%%

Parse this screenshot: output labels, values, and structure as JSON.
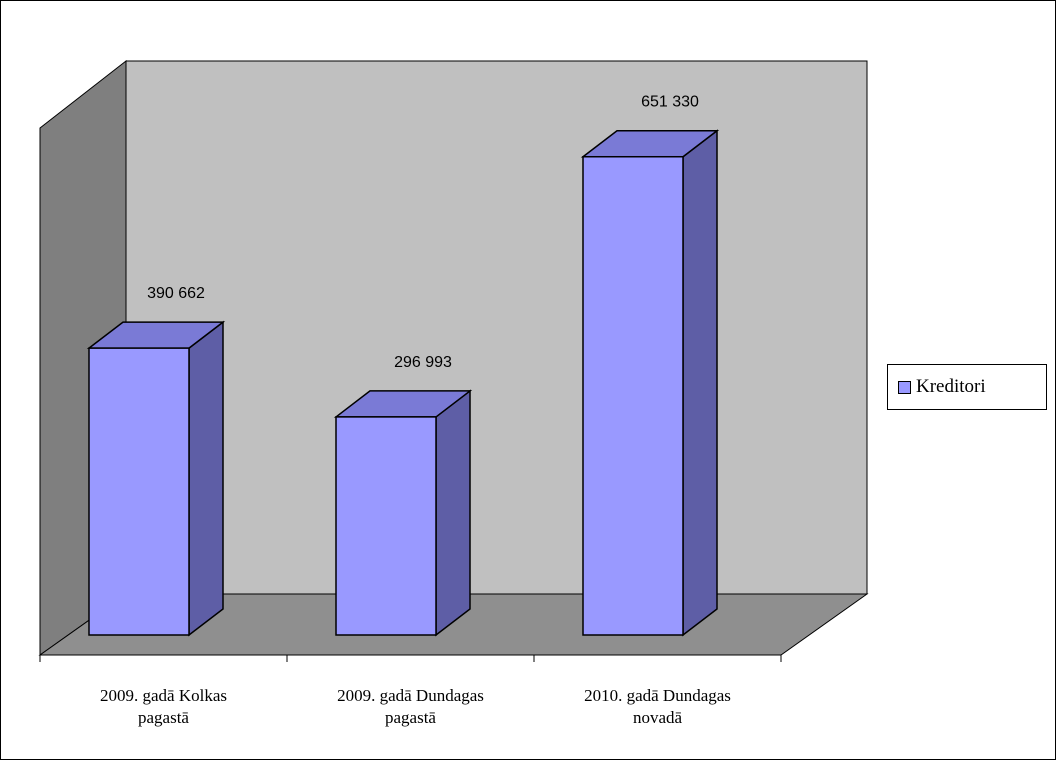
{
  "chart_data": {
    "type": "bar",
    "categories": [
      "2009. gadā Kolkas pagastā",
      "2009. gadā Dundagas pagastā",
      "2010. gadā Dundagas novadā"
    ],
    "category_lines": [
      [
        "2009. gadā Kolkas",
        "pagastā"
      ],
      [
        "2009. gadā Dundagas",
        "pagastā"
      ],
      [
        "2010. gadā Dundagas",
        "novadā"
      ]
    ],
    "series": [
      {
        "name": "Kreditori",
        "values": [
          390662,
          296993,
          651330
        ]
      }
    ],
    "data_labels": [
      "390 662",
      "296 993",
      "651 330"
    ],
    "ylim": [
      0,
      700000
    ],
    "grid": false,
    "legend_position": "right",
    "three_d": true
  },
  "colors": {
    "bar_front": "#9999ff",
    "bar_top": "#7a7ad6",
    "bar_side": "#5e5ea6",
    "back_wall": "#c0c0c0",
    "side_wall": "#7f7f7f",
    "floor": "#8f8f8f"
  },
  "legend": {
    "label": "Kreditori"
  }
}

%%
%%

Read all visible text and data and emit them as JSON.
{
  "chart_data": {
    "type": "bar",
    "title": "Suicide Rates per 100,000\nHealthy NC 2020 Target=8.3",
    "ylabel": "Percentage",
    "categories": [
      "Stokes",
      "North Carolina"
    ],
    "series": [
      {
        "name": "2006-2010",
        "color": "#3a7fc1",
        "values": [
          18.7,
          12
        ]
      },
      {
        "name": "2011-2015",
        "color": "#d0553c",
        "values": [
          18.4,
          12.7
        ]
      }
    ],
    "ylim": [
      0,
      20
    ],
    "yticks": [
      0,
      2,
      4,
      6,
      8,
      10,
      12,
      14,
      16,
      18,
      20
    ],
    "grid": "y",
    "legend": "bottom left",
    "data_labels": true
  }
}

%%

### [TASK INSTRUCTIONS]
Find the lines holding "gadā" and list every one.

### [TASK SOLUTION]
      "2009. gadā Kolkas pagastā",
      "2009. gadā Dundagas pagastā",
      "2010. gadā Dundagas novadā"
        "2009. gadā Kolkas",
        "2009. gadā Dundagas",
        "2010. gadā Dundagas",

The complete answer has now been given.